== RAW DATA ==

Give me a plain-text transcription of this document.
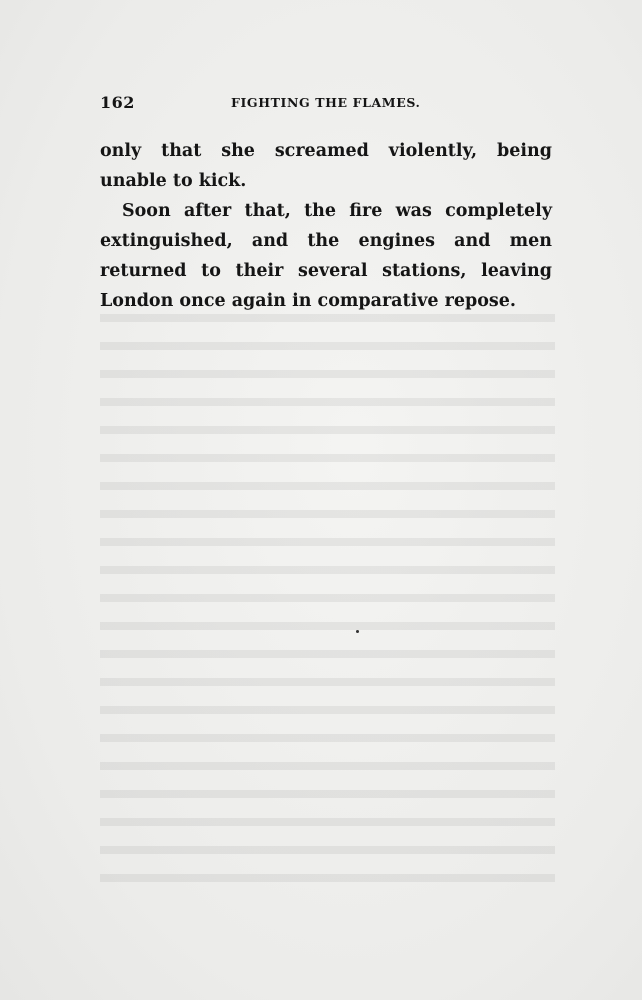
162	FIGHTING THE FLAMES.

only that she screamed violently, being unable to kick.

Soon after that, the fire was completely extinguished, and the engines and men returned to their several stations, leaving London once again in comparative repose.
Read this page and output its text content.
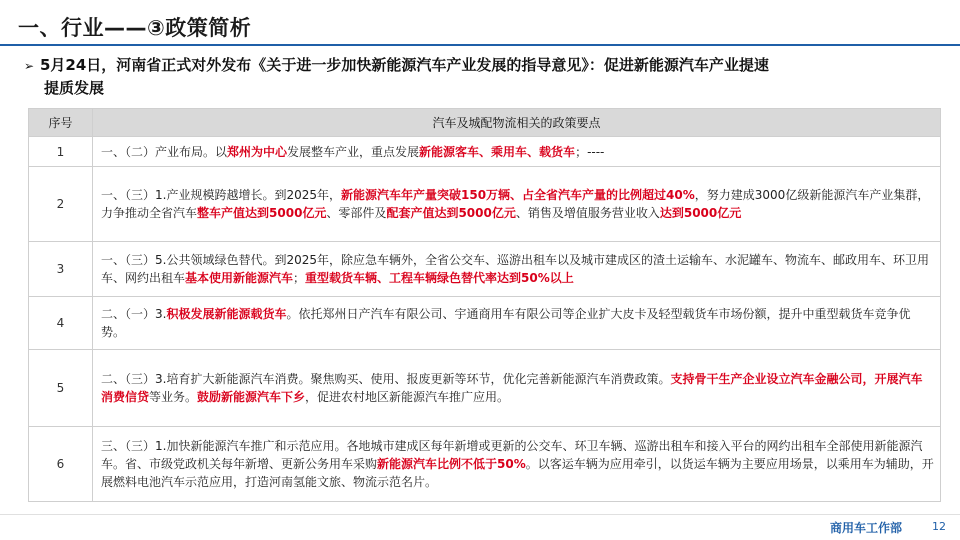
一、行业——③政策简析
➢ 5月24日，河南省正式对外发布《关于进一步加快新能源汽车产业发展的指导意见》：促进新能源汽车产业提速
提质发展
序号	汽车及城配物流相关的政策要点
1	一、（二）产业布局。以郑州为中心发展整车产业，重点发展新能源客车、乘用车、载货车；----
2	一、（三）1.产业规模跨越增长。到2025年，新能源汽车年产量突破150万辆、占全省汽车产量的比例超过40%，努力建成3000亿级新能源汽车产业集群，力争推动全省汽车整车产值达到5000亿元、零部件及配套产值达到5000亿元、销售及增值服务营业收入达到5000亿元
3	一、（三）5.公共领域绿色替代。到2025年，除应急车辆外，全省公交车、巡游出租车以及城市建成区的渣土运输车、水泥罐车、物流车、邮政用车、环卫用车、网约出租车基本使用新能源汽车；重型载货车辆、工程车辆绿色替代率达到50%以上
4	二、（一）3.积极发展新能源载货车。依托郑州日产汽车有限公司、宇通商用车有限公司等企业扩大皮卡及轻型载货车市场份额，提升中重型载货车竞争优势。
5	二、（三）3.培育扩大新能源汽车消费。聚焦购买、使用、报废更新等环节，优化完善新能源汽车消费政策。支持骨干生产企业设立汽车金融公司，开展汽车消费信贷等业务。鼓励新能源汽车下乡，促进农村地区新能源汽车推广应用。
6	三、（三）1.加快新能源汽车推广和示范应用。各地城市建成区每年新增或更新的公交车、环卫车辆、巡游出租车和接入平台的网约出租车全部使用新能源汽车。省、市级党政机关每年新增、更新公务用车采购新能源汽车比例不低于50%。以客运车辆为应用牵引，以货运车辆为主要应用场景，以乘用车为辅助，开展燃料电池汽车示范应用，打造河南氢能文旅、物流示范名片。
商用车工作部	12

== WHAT YOU ARE ASKED TO DO ==
Every line above should be returned exactly; the pictures stay out.

== ANSWER BELOW ==
Give me a plain-text transcription of this document.
162	FIGHTING THE FLAMES.

only that she screamed violently, being unable to kick.

Soon after that, the fire was completely extinguished, and the engines and men returned to their several stations, leaving London once again in comparative repose.
Read this page and output its text content.
一、行业——③政策简析
➢ 5月24日，河南省正式对外发布《关于进一步加快新能源汽车产业发展的指导意见》：促进新能源汽车产业提速
提质发展
序号	汽车及城配物流相关的政策要点
1	一、（二）产业布局。以郑州为中心发展整车产业，重点发展新能源客车、乘用车、载货车；----
2	一、（三）1.产业规模跨越增长。到2025年，新能源汽车年产量突破150万辆、占全省汽车产量的比例超过40%，努力建成3000亿级新能源汽车产业集群，力争推动全省汽车整车产值达到5000亿元、零部件及配套产值达到5000亿元、销售及增值服务营业收入达到5000亿元
3	一、（三）5.公共领域绿色替代。到2025年，除应急车辆外，全省公交车、巡游出租车以及城市建成区的渣土运输车、水泥罐车、物流车、邮政用车、环卫用车、网约出租车基本使用新能源汽车；重型载货车辆、工程车辆绿色替代率达到50%以上
4	二、（一）3.积极发展新能源载货车。依托郑州日产汽车有限公司、宇通商用车有限公司等企业扩大皮卡及轻型载货车市场份额，提升中重型载货车竞争优势。
5	二、（三）3.培育扩大新能源汽车消费。聚焦购买、使用、报废更新等环节，优化完善新能源汽车消费政策。支持骨干生产企业设立汽车金融公司，开展汽车消费信贷等业务。鼓励新能源汽车下乡，促进农村地区新能源汽车推广应用。
6	三、（三）1.加快新能源汽车推广和示范应用。各地城市建成区每年新增或更新的公交车、环卫车辆、巡游出租车和接入平台的网约出租车全部使用新能源汽车。省、市级党政机关每年新增、更新公务用车采购新能源汽车比例不低于50%。以客运车辆为应用牵引，以货运车辆为主要应用场景，以乘用车为辅助，开展燃料电池汽车示范应用，打造河南氢能文旅、物流示范名片。
商用车工作部	12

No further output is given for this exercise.